§ Stored data entries:

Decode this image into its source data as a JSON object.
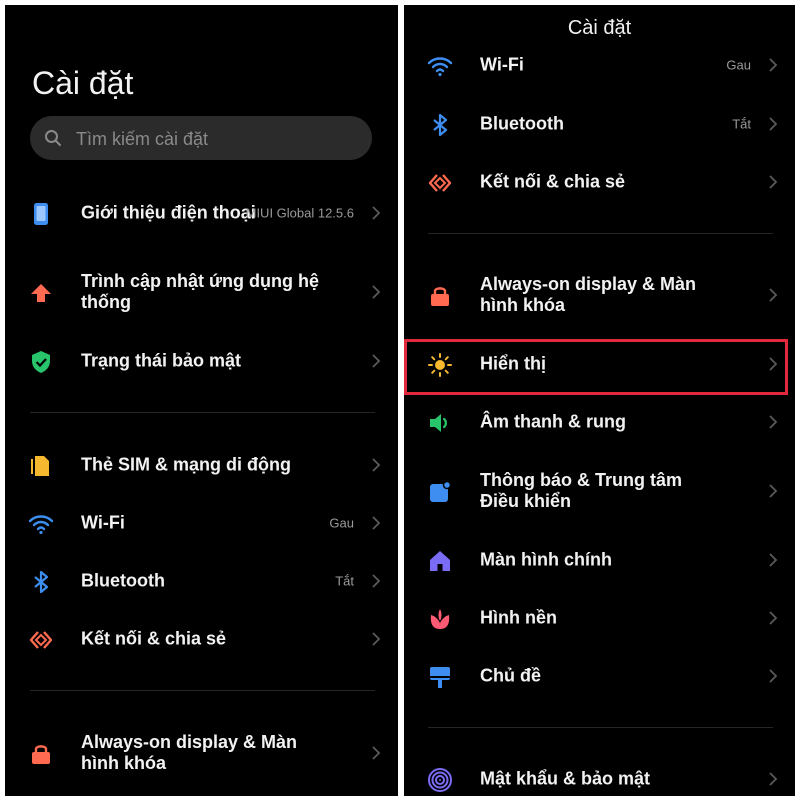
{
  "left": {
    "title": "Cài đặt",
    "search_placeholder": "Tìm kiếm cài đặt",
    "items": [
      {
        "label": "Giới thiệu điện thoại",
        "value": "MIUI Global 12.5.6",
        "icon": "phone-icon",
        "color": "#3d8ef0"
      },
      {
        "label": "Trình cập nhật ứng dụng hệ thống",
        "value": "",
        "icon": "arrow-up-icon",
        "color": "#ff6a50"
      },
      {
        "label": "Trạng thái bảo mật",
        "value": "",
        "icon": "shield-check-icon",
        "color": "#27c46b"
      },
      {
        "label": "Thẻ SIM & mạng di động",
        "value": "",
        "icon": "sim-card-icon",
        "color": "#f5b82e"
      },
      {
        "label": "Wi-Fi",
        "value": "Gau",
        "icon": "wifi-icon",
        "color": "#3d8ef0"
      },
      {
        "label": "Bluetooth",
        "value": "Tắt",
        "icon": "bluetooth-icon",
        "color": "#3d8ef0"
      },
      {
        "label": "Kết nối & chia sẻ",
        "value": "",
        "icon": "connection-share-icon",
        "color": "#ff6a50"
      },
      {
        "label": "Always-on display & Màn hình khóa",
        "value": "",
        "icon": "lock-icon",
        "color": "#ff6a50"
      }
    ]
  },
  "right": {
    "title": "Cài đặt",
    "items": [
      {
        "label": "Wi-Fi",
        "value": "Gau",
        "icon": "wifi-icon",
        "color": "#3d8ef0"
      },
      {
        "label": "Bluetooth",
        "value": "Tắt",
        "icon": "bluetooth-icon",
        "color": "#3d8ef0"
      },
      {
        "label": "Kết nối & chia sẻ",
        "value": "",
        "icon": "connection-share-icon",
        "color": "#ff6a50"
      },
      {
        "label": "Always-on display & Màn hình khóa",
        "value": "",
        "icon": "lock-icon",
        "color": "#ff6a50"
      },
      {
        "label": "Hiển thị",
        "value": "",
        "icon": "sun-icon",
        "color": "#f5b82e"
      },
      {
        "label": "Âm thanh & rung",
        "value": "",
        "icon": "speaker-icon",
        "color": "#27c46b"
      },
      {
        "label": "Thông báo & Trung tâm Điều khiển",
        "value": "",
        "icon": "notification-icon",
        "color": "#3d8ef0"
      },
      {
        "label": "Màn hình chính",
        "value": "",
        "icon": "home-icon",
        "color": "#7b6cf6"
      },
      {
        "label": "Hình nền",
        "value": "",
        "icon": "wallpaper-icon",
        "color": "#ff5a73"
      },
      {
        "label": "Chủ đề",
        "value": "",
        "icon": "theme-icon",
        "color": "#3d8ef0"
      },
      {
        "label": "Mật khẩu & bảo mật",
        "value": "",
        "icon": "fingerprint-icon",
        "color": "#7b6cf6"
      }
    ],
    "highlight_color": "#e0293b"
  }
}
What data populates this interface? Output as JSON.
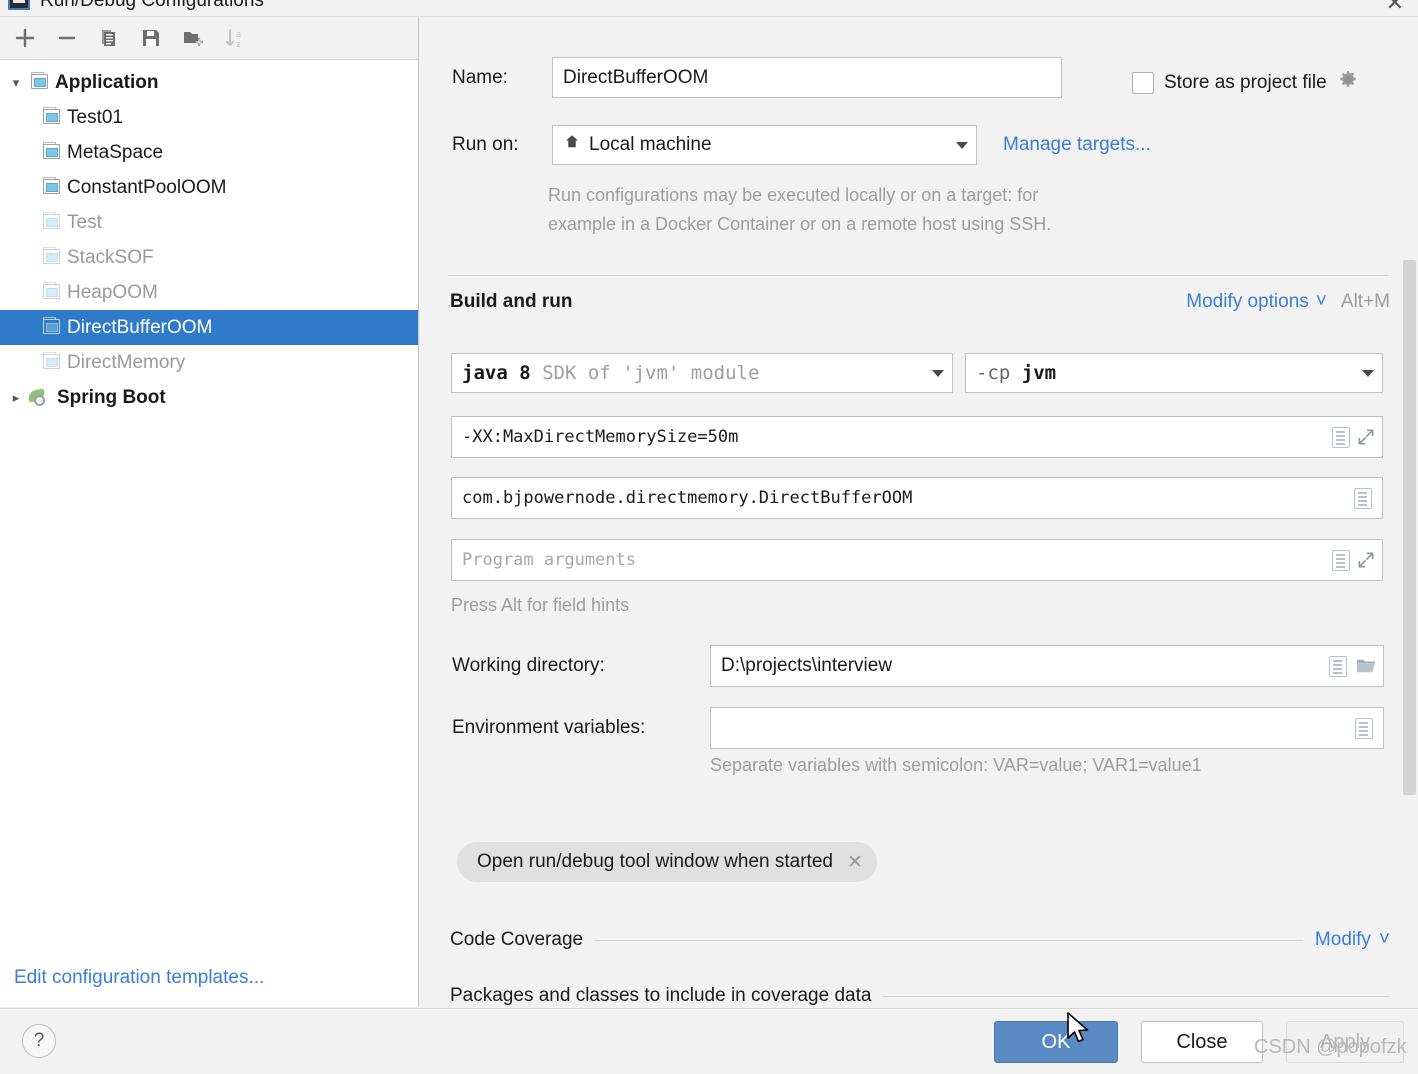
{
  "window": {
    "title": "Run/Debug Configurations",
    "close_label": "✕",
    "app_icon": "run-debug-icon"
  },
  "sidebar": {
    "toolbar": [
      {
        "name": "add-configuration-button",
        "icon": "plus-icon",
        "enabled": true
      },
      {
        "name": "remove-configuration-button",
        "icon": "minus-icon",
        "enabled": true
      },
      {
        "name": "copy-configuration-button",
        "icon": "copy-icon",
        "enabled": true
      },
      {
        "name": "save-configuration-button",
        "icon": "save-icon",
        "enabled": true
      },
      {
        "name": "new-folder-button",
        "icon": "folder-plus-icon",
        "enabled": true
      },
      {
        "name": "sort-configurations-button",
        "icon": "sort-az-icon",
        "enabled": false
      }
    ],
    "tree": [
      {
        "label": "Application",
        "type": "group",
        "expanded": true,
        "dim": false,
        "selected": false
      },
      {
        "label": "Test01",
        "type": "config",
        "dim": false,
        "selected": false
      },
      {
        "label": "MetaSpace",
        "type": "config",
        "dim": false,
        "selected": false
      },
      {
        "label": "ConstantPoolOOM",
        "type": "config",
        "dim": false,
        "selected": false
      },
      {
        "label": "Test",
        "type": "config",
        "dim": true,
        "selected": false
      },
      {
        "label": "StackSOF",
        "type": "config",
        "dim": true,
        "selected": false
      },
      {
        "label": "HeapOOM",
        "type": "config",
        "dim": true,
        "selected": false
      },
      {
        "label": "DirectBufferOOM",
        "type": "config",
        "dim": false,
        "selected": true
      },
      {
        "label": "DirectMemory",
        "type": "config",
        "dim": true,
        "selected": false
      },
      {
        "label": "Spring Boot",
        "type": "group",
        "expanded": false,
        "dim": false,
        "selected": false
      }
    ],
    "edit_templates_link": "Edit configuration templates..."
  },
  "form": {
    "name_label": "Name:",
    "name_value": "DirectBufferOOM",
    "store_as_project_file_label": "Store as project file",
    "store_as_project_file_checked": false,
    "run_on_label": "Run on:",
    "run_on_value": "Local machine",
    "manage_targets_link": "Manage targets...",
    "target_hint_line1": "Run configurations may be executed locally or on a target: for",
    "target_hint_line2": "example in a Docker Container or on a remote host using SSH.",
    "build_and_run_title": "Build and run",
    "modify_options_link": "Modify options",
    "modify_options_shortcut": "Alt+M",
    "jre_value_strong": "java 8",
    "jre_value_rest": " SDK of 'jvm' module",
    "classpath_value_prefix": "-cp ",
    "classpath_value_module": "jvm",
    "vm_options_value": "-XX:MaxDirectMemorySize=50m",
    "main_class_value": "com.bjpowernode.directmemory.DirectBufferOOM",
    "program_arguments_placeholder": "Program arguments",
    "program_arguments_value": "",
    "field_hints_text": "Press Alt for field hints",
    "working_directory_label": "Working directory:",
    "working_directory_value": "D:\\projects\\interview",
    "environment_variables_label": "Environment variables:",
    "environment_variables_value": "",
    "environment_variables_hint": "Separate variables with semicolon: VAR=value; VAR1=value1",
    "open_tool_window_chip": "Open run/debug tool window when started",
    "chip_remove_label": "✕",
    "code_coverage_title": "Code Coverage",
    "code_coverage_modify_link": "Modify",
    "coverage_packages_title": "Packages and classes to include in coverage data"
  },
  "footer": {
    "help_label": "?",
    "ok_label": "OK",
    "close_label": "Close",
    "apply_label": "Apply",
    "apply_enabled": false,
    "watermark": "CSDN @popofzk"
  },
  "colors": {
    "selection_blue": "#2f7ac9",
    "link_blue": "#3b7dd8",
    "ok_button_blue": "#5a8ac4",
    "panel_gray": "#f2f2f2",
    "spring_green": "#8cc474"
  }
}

§ Exercise directions: Reproduce all of the entries word for word, skipping any pictures they hold.

§ Exercise output:
Decode this image into its source data as a JSON object.
{
  "left": {
    "title": "Cài đặt",
    "search_placeholder": "Tìm kiếm cài đặt",
    "items": [
      {
        "label": "Giới thiệu điện thoại",
        "value": "MIUI Global 12.5.6",
        "icon": "phone-icon",
        "color": "#3d8ef0"
      },
      {
        "label": "Trình cập nhật ứng dụng hệ thống",
        "value": "",
        "icon": "arrow-up-icon",
        "color": "#ff6a50"
      },
      {
        "label": "Trạng thái bảo mật",
        "value": "",
        "icon": "shield-check-icon",
        "color": "#27c46b"
      },
      {
        "label": "Thẻ SIM & mạng di động",
        "value": "",
        "icon": "sim-card-icon",
        "color": "#f5b82e"
      },
      {
        "label": "Wi-Fi",
        "value": "Gau",
        "icon": "wifi-icon",
        "color": "#3d8ef0"
      },
      {
        "label": "Bluetooth",
        "value": "Tắt",
        "icon": "bluetooth-icon",
        "color": "#3d8ef0"
      },
      {
        "label": "Kết nối & chia sẻ",
        "value": "",
        "icon": "connection-share-icon",
        "color": "#ff6a50"
      },
      {
        "label": "Always-on display & Màn hình khóa",
        "value": "",
        "icon": "lock-icon",
        "color": "#ff6a50"
      }
    ]
  },
  "right": {
    "title": "Cài đặt",
    "items": [
      {
        "label": "Wi-Fi",
        "value": "Gau",
        "icon": "wifi-icon",
        "color": "#3d8ef0"
      },
      {
        "label": "Bluetooth",
        "value": "Tắt",
        "icon": "bluetooth-icon",
        "color": "#3d8ef0"
      },
      {
        "label": "Kết nối & chia sẻ",
        "value": "",
        "icon": "connection-share-icon",
        "color": "#ff6a50"
      },
      {
        "label": "Always-on display & Màn hình khóa",
        "value": "",
        "icon": "lock-icon",
        "color": "#ff6a50"
      },
      {
        "label": "Hiển thị",
        "value": "",
        "icon": "sun-icon",
        "color": "#f5b82e"
      },
      {
        "label": "Âm thanh & rung",
        "value": "",
        "icon": "speaker-icon",
        "color": "#27c46b"
      },
      {
        "label": "Thông báo & Trung tâm Điều khiển",
        "value": "",
        "icon": "notification-icon",
        "color": "#3d8ef0"
      },
      {
        "label": "Màn hình chính",
        "value": "",
        "icon": "home-icon",
        "color": "#7b6cf6"
      },
      {
        "label": "Hình nền",
        "value": "",
        "icon": "wallpaper-icon",
        "color": "#ff5a73"
      },
      {
        "label": "Chủ đề",
        "value": "",
        "icon": "theme-icon",
        "color": "#3d8ef0"
      },
      {
        "label": "Mật khẩu & bảo mật",
        "value": "",
        "icon": "fingerprint-icon",
        "color": "#7b6cf6"
      }
    ],
    "highlight_color": "#e0293b"
  }
}
What data populates this interface? Output as JSON.
{
  "window": {
    "title": "Run/Debug Configurations",
    "close_label": "✕",
    "app_icon": "run-debug-icon"
  },
  "sidebar": {
    "toolbar": [
      {
        "name": "add-configuration-button",
        "icon": "plus-icon",
        "enabled": true
      },
      {
        "name": "remove-configuration-button",
        "icon": "minus-icon",
        "enabled": true
      },
      {
        "name": "copy-configuration-button",
        "icon": "copy-icon",
        "enabled": true
      },
      {
        "name": "save-configuration-button",
        "icon": "save-icon",
        "enabled": true
      },
      {
        "name": "new-folder-button",
        "icon": "folder-plus-icon",
        "enabled": true
      },
      {
        "name": "sort-configurations-button",
        "icon": "sort-az-icon",
        "enabled": false
      }
    ],
    "tree": [
      {
        "label": "Application",
        "type": "group",
        "expanded": true,
        "dim": false,
        "selected": false
      },
      {
        "label": "Test01",
        "type": "config",
        "dim": false,
        "selected": false
      },
      {
        "label": "MetaSpace",
        "type": "config",
        "dim": false,
        "selected": false
      },
      {
        "label": "ConstantPoolOOM",
        "type": "config",
        "dim": false,
        "selected": false
      },
      {
        "label": "Test",
        "type": "config",
        "dim": true,
        "selected": false
      },
      {
        "label": "StackSOF",
        "type": "config",
        "dim": true,
        "selected": false
      },
      {
        "label": "HeapOOM",
        "type": "config",
        "dim": true,
        "selected": false
      },
      {
        "label": "DirectBufferOOM",
        "type": "config",
        "dim": false,
        "selected": true
      },
      {
        "label": "DirectMemory",
        "type": "config",
        "dim": true,
        "selected": false
      },
      {
        "label": "Spring Boot",
        "type": "group",
        "expanded": false,
        "dim": false,
        "selected": false
      }
    ],
    "edit_templates_link": "Edit configuration templates..."
  },
  "form": {
    "name_label": "Name:",
    "name_value": "DirectBufferOOM",
    "store_as_project_file_label": "Store as project file",
    "store_as_project_file_checked": false,
    "run_on_label": "Run on:",
    "run_on_value": "Local machine",
    "manage_targets_link": "Manage targets...",
    "target_hint_line1": "Run configurations may be executed locally or on a target: for",
    "target_hint_line2": "example in a Docker Container or on a remote host using SSH.",
    "build_and_run_title": "Build and run",
    "modify_options_link": "Modify options",
    "modify_options_shortcut": "Alt+M",
    "jre_value_strong": "java 8",
    "jre_value_rest": " SDK of 'jvm' module",
    "classpath_value_prefix": "-cp ",
    "classpath_value_module": "jvm",
    "vm_options_value": "-XX:MaxDirectMemorySize=50m",
    "main_class_value": "com.bjpowernode.directmemory.DirectBufferOOM",
    "program_arguments_placeholder": "Program arguments",
    "program_arguments_value": "",
    "field_hints_text": "Press Alt for field hints",
    "working_directory_label": "Working directory:",
    "working_directory_value": "D:\\projects\\interview",
    "environment_variables_label": "Environment variables:",
    "environment_variables_value": "",
    "environment_variables_hint": "Separate variables with semicolon: VAR=value; VAR1=value1",
    "open_tool_window_chip": "Open run/debug tool window when started",
    "chip_remove_label": "✕",
    "code_coverage_title": "Code Coverage",
    "code_coverage_modify_link": "Modify",
    "coverage_packages_title": "Packages and classes to include in coverage data"
  },
  "footer": {
    "help_label": "?",
    "ok_label": "OK",
    "close_label": "Close",
    "apply_label": "Apply",
    "apply_enabled": false,
    "watermark": "CSDN @popofzk"
  },
  "colors": {
    "selection_blue": "#2f7ac9",
    "link_blue": "#3b7dd8",
    "ok_button_blue": "#5a8ac4",
    "panel_gray": "#f2f2f2",
    "spring_green": "#8cc474"
  }
}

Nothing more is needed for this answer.